— Start EXTRACTED INFORMATION —
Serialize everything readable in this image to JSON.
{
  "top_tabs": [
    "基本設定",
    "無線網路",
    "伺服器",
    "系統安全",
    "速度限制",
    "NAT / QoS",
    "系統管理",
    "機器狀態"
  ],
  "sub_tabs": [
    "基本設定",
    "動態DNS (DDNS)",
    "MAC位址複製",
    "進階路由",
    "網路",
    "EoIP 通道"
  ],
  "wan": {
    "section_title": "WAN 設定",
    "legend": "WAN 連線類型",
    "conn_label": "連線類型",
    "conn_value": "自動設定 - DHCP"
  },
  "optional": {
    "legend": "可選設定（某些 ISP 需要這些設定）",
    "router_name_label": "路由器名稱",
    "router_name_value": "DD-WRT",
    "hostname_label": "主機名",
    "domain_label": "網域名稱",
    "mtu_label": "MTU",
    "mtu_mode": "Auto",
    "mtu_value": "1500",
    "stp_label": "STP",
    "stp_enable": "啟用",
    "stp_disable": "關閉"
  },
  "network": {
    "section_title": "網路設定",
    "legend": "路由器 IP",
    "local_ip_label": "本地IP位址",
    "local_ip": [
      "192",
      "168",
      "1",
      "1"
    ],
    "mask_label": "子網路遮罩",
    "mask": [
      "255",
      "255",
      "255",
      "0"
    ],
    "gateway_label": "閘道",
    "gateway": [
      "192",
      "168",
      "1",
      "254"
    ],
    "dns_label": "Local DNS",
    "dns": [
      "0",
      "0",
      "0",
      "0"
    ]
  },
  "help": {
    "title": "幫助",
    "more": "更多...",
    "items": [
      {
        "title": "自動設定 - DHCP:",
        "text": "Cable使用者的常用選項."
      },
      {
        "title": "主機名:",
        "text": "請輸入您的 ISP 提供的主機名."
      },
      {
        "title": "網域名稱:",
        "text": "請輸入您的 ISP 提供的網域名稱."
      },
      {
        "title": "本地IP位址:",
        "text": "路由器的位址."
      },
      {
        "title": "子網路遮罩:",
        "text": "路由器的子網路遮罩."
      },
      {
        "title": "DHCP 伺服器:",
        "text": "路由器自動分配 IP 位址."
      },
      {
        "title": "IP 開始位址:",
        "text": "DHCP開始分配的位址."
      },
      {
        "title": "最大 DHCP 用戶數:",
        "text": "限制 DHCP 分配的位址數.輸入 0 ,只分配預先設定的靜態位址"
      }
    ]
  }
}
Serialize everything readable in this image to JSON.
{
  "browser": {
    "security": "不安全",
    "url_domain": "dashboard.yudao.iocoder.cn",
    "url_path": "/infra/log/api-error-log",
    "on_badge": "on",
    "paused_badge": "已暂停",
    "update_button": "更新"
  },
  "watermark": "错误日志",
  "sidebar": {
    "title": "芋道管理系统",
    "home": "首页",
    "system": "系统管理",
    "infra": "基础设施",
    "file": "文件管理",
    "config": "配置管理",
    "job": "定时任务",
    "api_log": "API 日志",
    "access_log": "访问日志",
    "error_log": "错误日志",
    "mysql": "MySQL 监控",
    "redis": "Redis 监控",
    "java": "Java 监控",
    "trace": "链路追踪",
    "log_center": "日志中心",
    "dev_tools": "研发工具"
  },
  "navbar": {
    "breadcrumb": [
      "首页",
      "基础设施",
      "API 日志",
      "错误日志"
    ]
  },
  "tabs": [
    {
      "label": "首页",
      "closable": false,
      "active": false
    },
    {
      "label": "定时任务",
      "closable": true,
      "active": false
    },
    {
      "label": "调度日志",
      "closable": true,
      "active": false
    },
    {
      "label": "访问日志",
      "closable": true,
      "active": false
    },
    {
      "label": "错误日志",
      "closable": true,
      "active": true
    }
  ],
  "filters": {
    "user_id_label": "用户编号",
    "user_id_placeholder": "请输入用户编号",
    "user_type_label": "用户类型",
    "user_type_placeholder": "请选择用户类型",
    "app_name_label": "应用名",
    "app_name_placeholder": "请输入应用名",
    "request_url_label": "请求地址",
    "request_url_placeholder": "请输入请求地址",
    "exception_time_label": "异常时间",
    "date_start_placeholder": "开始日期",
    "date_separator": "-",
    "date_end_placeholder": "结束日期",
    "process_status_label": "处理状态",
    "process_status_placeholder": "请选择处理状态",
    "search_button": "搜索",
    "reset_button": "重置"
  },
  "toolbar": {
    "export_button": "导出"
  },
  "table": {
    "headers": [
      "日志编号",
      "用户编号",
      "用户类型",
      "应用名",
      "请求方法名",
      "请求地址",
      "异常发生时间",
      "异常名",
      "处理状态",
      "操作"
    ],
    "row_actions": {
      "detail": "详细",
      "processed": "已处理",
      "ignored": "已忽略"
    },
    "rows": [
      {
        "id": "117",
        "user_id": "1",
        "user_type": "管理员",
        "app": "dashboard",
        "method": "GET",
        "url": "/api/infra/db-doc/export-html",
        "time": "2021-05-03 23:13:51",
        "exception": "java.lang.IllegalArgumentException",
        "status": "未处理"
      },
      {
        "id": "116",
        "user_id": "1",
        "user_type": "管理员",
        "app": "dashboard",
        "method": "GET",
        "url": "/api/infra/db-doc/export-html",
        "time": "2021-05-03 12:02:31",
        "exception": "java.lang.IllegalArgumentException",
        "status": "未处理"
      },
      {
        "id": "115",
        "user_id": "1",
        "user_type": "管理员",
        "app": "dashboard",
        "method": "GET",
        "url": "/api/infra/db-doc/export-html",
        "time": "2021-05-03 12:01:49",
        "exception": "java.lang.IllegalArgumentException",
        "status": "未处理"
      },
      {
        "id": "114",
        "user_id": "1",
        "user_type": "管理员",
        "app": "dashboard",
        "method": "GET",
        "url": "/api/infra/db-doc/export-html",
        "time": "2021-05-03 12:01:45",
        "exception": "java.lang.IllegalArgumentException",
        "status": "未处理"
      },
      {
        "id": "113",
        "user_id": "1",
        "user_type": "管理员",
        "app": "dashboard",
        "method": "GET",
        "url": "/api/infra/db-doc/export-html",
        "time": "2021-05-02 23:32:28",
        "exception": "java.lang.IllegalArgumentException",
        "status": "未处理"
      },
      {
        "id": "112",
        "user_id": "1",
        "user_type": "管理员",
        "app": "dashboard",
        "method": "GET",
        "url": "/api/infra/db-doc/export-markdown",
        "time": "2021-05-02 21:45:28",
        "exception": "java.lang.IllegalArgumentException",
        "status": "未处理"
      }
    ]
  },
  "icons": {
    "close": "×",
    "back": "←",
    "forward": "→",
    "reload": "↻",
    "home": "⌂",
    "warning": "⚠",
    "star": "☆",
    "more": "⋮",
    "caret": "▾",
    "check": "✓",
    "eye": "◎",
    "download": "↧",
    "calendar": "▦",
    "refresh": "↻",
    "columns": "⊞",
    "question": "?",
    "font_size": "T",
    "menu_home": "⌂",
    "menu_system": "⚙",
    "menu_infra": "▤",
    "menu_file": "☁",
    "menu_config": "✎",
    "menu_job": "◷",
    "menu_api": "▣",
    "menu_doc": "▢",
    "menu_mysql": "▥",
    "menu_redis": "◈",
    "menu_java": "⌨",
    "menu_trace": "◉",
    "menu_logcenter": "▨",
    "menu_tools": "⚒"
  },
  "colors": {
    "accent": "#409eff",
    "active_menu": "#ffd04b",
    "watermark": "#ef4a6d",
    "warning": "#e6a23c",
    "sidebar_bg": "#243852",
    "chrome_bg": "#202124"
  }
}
— End EXTRACTED INFORMATION —
**WORK TO COMPLETE:** Go through the material and copy out every line with "自動設定" in it.

**ANSWER FOR THE TASK:**
    "conn_value": "自動設定 - DHCP"
        "title": "自動設定 - DHCP:",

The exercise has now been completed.